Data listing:
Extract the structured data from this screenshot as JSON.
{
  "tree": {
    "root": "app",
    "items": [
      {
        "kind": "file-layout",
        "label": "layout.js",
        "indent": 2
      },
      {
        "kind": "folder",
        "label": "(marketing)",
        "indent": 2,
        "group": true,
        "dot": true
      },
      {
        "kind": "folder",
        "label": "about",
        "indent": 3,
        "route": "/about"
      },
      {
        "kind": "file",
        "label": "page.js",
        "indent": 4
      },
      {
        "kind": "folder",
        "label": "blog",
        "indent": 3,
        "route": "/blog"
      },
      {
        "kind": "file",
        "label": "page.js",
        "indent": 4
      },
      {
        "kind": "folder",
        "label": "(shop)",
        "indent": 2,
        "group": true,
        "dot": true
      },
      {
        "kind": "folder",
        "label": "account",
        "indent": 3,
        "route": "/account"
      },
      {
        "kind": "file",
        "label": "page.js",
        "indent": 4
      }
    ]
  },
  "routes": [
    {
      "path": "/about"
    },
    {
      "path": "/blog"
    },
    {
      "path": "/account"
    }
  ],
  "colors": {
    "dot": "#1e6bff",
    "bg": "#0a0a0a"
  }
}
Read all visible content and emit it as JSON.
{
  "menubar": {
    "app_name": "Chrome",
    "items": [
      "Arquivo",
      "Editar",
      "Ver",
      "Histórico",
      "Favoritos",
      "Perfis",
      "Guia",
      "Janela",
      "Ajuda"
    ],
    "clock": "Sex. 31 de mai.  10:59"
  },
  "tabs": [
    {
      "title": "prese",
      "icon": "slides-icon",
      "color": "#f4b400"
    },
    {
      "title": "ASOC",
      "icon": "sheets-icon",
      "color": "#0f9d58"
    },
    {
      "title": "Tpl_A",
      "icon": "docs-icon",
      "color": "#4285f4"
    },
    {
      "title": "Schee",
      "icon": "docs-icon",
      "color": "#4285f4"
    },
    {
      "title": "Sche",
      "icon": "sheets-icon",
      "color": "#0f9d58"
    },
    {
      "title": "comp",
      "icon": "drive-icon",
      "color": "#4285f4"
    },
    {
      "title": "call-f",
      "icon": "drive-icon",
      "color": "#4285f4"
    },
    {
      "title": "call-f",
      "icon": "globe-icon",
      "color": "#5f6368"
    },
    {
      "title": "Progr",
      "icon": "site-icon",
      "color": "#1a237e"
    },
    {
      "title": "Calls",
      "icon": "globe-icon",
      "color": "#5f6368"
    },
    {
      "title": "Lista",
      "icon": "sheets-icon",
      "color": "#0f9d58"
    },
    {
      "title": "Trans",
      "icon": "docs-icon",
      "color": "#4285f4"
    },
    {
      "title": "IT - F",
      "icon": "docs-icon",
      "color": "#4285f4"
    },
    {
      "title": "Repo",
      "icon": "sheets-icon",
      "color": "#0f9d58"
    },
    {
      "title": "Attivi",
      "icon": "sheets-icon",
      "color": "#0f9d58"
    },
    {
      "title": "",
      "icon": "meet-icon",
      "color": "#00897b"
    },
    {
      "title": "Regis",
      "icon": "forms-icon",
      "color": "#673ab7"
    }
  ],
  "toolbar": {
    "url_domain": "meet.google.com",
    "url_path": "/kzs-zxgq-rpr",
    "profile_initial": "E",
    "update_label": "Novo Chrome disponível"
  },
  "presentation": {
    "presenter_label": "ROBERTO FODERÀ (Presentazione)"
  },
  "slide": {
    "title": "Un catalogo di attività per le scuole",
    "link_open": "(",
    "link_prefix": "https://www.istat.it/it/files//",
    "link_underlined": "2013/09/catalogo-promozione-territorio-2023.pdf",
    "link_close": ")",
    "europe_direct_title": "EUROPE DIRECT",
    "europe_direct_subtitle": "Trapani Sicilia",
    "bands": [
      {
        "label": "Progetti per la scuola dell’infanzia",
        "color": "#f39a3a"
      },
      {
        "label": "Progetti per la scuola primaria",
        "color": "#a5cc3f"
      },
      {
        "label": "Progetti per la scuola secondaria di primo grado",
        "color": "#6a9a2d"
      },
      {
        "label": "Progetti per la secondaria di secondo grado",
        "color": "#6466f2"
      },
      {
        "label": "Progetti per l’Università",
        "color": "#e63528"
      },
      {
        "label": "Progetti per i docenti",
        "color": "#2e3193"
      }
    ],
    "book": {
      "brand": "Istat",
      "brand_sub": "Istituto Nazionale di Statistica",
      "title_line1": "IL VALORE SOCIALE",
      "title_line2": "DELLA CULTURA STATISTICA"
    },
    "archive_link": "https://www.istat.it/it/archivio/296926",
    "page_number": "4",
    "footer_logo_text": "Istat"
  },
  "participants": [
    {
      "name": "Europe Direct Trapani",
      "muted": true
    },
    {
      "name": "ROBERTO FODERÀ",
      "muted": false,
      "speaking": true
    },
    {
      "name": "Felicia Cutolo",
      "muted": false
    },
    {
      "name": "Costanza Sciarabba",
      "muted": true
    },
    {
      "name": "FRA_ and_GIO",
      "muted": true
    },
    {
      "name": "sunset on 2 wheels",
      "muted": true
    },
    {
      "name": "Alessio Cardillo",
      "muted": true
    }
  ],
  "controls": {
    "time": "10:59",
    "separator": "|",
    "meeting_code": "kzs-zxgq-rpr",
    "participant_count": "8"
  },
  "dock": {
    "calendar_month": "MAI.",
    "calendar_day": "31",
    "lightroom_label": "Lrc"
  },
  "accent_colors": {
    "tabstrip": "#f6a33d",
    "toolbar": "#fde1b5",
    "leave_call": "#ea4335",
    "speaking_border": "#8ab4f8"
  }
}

=== Your goal ===
Determine how many lines of the material include the string "grado". Output only that count.

=== Exercise solution ===
2